Exercise goal: Extract every line that contains the word "Width".

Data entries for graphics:
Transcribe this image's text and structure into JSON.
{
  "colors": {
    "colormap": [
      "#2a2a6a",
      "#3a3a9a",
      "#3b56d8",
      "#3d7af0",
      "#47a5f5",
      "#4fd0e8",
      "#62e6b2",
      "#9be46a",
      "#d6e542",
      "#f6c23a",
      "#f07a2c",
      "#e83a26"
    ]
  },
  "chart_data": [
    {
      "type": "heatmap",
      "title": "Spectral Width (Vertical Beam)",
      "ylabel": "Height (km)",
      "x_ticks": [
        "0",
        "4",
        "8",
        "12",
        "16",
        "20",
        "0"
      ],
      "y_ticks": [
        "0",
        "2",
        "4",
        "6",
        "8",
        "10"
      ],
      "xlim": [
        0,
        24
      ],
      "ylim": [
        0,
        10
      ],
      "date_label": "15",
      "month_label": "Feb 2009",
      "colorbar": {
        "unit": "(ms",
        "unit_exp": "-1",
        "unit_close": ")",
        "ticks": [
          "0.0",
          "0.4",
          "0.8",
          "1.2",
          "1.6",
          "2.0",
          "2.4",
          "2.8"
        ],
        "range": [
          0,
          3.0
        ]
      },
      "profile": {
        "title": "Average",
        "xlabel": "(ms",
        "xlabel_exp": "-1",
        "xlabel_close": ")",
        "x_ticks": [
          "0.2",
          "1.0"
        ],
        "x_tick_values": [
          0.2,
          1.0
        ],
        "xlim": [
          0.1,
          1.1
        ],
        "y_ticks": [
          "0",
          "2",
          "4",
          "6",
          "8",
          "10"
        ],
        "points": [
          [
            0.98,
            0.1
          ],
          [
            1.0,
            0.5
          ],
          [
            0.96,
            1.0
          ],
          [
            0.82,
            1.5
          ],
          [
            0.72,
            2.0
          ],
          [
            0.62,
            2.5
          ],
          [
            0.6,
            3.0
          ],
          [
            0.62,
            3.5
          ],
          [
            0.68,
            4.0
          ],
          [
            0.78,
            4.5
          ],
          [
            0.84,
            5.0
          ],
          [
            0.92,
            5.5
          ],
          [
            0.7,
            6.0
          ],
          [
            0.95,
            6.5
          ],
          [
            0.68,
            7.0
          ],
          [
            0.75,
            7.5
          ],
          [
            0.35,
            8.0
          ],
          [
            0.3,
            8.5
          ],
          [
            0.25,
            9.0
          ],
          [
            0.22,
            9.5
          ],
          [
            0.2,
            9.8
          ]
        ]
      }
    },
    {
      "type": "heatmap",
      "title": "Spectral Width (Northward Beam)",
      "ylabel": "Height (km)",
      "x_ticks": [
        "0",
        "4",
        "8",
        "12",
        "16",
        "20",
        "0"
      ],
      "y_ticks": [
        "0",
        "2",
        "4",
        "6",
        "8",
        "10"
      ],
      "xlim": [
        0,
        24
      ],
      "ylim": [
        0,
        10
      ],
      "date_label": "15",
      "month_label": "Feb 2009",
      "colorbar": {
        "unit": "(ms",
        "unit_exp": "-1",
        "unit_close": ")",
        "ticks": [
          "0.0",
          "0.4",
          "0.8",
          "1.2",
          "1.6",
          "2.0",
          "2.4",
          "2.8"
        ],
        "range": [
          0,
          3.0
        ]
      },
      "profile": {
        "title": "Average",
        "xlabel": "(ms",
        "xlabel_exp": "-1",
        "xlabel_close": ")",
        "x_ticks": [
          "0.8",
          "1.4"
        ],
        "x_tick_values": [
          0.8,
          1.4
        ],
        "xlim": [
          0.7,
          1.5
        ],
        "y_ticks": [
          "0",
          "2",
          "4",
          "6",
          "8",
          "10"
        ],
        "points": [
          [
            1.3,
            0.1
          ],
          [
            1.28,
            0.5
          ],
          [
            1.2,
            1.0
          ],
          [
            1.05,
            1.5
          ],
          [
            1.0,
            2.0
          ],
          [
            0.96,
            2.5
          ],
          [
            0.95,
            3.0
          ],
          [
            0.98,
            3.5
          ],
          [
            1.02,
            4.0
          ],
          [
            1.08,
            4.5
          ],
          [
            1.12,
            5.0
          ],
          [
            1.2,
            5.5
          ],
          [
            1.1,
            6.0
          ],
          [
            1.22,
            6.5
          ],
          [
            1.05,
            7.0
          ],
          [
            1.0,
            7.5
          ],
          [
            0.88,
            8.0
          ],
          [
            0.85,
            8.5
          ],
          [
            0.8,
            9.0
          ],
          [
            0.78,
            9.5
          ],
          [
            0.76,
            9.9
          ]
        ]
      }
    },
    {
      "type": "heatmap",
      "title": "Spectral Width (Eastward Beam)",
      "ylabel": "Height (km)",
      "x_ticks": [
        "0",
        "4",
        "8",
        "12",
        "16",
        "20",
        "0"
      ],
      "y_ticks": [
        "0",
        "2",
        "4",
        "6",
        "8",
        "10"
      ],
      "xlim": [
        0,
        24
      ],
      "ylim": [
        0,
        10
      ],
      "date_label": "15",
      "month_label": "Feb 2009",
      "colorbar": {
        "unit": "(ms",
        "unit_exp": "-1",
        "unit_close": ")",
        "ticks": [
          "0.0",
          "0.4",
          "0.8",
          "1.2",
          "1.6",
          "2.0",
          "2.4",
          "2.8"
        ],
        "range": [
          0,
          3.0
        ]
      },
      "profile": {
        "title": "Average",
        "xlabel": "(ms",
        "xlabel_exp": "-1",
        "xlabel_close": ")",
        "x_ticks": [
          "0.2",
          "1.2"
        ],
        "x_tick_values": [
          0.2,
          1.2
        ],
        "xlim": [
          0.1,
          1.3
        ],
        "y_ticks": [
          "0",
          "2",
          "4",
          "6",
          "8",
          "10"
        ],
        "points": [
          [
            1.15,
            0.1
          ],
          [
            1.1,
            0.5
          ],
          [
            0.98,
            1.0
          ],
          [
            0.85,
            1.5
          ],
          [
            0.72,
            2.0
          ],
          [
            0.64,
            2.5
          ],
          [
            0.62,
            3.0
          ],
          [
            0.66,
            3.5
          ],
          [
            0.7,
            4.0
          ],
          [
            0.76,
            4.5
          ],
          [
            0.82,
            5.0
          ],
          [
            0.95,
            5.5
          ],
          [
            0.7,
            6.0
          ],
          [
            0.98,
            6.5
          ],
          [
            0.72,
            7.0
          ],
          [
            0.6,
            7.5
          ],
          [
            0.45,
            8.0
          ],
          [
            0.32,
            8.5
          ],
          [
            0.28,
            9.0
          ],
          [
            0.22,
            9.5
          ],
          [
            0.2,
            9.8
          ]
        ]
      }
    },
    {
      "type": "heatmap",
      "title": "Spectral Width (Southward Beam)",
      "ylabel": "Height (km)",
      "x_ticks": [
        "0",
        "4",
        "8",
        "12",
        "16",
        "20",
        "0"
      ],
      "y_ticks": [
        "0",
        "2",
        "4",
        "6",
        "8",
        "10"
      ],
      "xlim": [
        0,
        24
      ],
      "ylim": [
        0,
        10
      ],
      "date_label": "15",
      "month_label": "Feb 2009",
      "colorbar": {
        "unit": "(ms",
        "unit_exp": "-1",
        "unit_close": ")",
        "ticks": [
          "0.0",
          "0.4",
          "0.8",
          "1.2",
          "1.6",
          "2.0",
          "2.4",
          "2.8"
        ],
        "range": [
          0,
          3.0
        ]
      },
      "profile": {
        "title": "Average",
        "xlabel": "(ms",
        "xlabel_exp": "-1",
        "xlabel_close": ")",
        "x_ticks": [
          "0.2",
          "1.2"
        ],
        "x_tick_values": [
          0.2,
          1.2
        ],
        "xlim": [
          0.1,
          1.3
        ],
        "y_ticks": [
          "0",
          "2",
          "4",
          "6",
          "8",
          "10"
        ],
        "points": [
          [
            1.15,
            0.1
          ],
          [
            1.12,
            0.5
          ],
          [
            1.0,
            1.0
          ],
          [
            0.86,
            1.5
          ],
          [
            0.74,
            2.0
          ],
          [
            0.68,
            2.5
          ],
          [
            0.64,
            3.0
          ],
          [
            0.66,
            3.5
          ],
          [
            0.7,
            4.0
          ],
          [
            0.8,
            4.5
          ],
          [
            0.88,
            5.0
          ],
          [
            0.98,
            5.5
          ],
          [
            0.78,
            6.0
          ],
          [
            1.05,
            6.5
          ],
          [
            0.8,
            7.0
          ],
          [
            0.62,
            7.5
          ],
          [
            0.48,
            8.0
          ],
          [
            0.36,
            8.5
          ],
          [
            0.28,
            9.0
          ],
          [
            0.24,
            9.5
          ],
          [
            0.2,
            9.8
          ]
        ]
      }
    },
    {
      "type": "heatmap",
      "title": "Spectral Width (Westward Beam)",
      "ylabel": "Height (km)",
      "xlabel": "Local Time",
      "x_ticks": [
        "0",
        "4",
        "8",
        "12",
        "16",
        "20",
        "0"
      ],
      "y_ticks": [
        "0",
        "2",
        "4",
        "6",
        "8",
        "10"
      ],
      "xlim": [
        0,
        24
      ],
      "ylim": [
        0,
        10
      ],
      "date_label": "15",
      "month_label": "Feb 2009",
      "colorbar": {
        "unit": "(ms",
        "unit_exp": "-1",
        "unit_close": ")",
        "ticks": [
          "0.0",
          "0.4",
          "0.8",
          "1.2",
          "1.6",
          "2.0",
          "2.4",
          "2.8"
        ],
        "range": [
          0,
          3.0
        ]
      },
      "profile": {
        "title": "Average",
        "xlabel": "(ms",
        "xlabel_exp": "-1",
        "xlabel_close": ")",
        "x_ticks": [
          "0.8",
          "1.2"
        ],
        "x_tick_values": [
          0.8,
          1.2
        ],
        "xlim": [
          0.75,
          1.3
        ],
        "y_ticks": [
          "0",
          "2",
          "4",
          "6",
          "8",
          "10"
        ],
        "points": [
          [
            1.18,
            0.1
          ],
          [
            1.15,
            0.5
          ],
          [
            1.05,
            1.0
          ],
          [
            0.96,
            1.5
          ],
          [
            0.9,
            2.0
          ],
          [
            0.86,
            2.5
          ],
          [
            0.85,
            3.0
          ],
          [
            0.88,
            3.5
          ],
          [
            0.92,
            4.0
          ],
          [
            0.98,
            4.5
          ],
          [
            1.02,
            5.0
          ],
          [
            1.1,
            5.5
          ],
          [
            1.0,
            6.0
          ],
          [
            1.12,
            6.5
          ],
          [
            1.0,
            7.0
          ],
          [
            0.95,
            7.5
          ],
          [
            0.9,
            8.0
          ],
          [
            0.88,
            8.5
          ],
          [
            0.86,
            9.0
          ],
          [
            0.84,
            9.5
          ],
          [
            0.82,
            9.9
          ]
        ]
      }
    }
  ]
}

Task solution:
      "title": "Spectral Width (Vertical Beam)",
      "title": "Spectral Width (Northward Beam)",
      "title": "Spectral Width (Eastward Beam)",
      "title": "Spectral Width (Southward Beam)",
      "title": "Spectral Width (Westward Beam)",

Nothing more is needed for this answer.